>>
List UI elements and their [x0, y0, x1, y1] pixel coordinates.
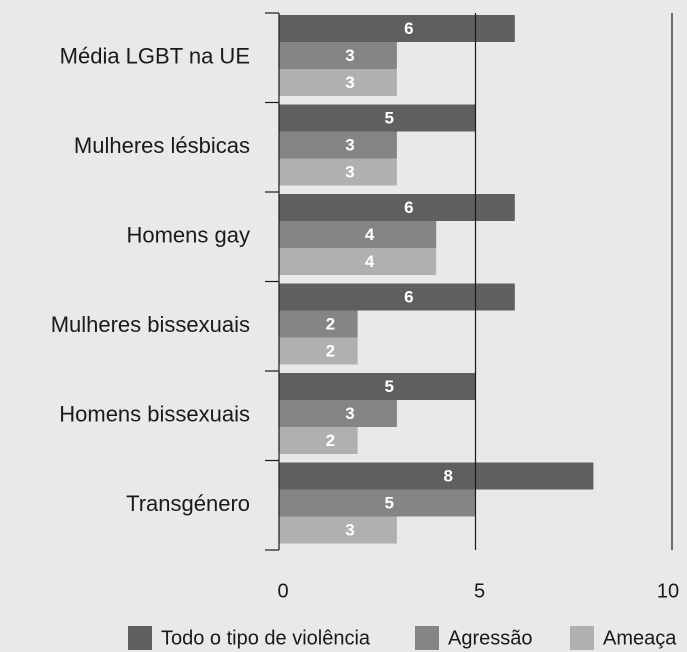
data-label: 3 — [345, 404, 354, 423]
bar — [279, 248, 437, 275]
bar — [279, 69, 397, 96]
data-label: 3 — [345, 520, 354, 539]
data-label: 3 — [345, 162, 354, 181]
x-tick-label: 10 — [657, 580, 679, 602]
bar — [279, 427, 358, 454]
data-label: 5 — [385, 377, 394, 396]
bar — [279, 310, 358, 338]
data-label: 2 — [326, 314, 335, 333]
bar — [279, 131, 397, 159]
bar — [279, 158, 397, 186]
bar — [279, 489, 476, 517]
legend-swatch — [415, 626, 439, 650]
data-label: 6 — [404, 198, 413, 217]
data-label: 5 — [385, 493, 394, 512]
bar — [279, 400, 397, 427]
legend-swatch — [128, 626, 152, 650]
y-tick-label: Transgénero — [126, 491, 250, 516]
x-tick-label: 0 — [277, 580, 288, 602]
data-label: 4 — [365, 225, 375, 244]
y-tick-label: Homens gay — [126, 223, 250, 248]
x-tick-label: 5 — [474, 580, 485, 602]
data-label: 6 — [404, 19, 413, 38]
data-label: 6 — [404, 287, 413, 306]
bar — [279, 194, 515, 221]
bar — [279, 373, 476, 400]
legend-label: Ameaça — [603, 627, 677, 649]
data-label: 3 — [345, 46, 354, 65]
bar — [279, 104, 476, 132]
data-label: 3 — [345, 135, 354, 154]
bar — [279, 283, 515, 311]
legend-swatch — [570, 626, 594, 650]
y-tick-label: Mulheres lésbicas — [74, 133, 250, 158]
bar — [279, 15, 515, 42]
bar — [279, 337, 358, 365]
data-label: 3 — [345, 73, 354, 92]
y-tick-label: Homens bissexuais — [59, 402, 250, 427]
data-label: 5 — [385, 108, 394, 127]
data-label: 4 — [365, 252, 375, 271]
legend-label: Agressão — [448, 627, 533, 649]
y-tick-label: Média LGBT na UE — [60, 44, 250, 69]
legend-label: Todo o tipo de violência — [161, 627, 371, 649]
bar — [279, 221, 437, 248]
bar — [279, 462, 594, 490]
y-tick-label: Mulheres bissexuais — [51, 312, 250, 337]
data-label: 2 — [326, 341, 335, 360]
data-label: 8 — [443, 466, 452, 485]
bar — [279, 516, 397, 544]
data-label: 2 — [326, 431, 335, 450]
bar — [279, 42, 397, 69]
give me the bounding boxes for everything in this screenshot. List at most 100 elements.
<<
→ **Written problem**:
Rewrite all of the data above, swapping every "data-label" for "value-label" and leaving everything else as it is. Leave out the pictures.

→ **Correct response**:
List UI elements and their [x0, y0, x1, y1] pixel coordinates.
value-label: 3 — [345, 404, 354, 423]
bar — [279, 248, 437, 275]
bar — [279, 69, 397, 96]
value-label: 3 — [345, 520, 354, 539]
value-label: 3 — [345, 162, 354, 181]
x-tick-label: 10 — [657, 580, 679, 602]
bar — [279, 427, 358, 454]
value-label: 5 — [385, 377, 394, 396]
bar — [279, 310, 358, 338]
value-label: 2 — [326, 314, 335, 333]
bar — [279, 131, 397, 159]
bar — [279, 158, 397, 186]
bar — [279, 489, 476, 517]
legend-swatch — [415, 626, 439, 650]
value-label: 6 — [404, 198, 413, 217]
value-label: 5 — [385, 493, 394, 512]
bar — [279, 400, 397, 427]
legend-swatch — [128, 626, 152, 650]
y-tick-label: Transgénero — [126, 491, 250, 516]
x-tick-label: 0 — [277, 580, 288, 602]
value-label: 4 — [365, 225, 375, 244]
y-tick-label: Homens gay — [126, 223, 250, 248]
x-tick-label: 5 — [474, 580, 485, 602]
value-label: 6 — [404, 19, 413, 38]
value-label: 6 — [404, 287, 413, 306]
bar — [279, 194, 515, 221]
bar — [279, 373, 476, 400]
legend-label: Ameaça — [603, 627, 677, 649]
value-label: 3 — [345, 46, 354, 65]
bar — [279, 104, 476, 132]
value-label: 3 — [345, 135, 354, 154]
bar — [279, 283, 515, 311]
legend-swatch — [570, 626, 594, 650]
y-tick-label: Mulheres lésbicas — [74, 133, 250, 158]
bar — [279, 15, 515, 42]
bar — [279, 337, 358, 365]
value-label: 3 — [345, 73, 354, 92]
y-tick-label: Homens bissexuais — [59, 402, 250, 427]
value-label: 5 — [385, 108, 394, 127]
value-label: 4 — [365, 252, 375, 271]
legend-label: Agressão — [448, 627, 533, 649]
y-tick-label: Média LGBT na UE — [60, 44, 250, 69]
legend-label: Todo o tipo de violência — [161, 627, 371, 649]
bar — [279, 221, 437, 248]
bar — [279, 462, 594, 490]
y-tick-label: Mulheres bissexuais — [51, 312, 250, 337]
value-label: 2 — [326, 341, 335, 360]
value-label: 8 — [443, 466, 452, 485]
bar — [279, 516, 397, 544]
value-label: 2 — [326, 431, 335, 450]
bar — [279, 42, 397, 69]
give me the bounding boxes for everything in this screenshot. List at most 100 elements.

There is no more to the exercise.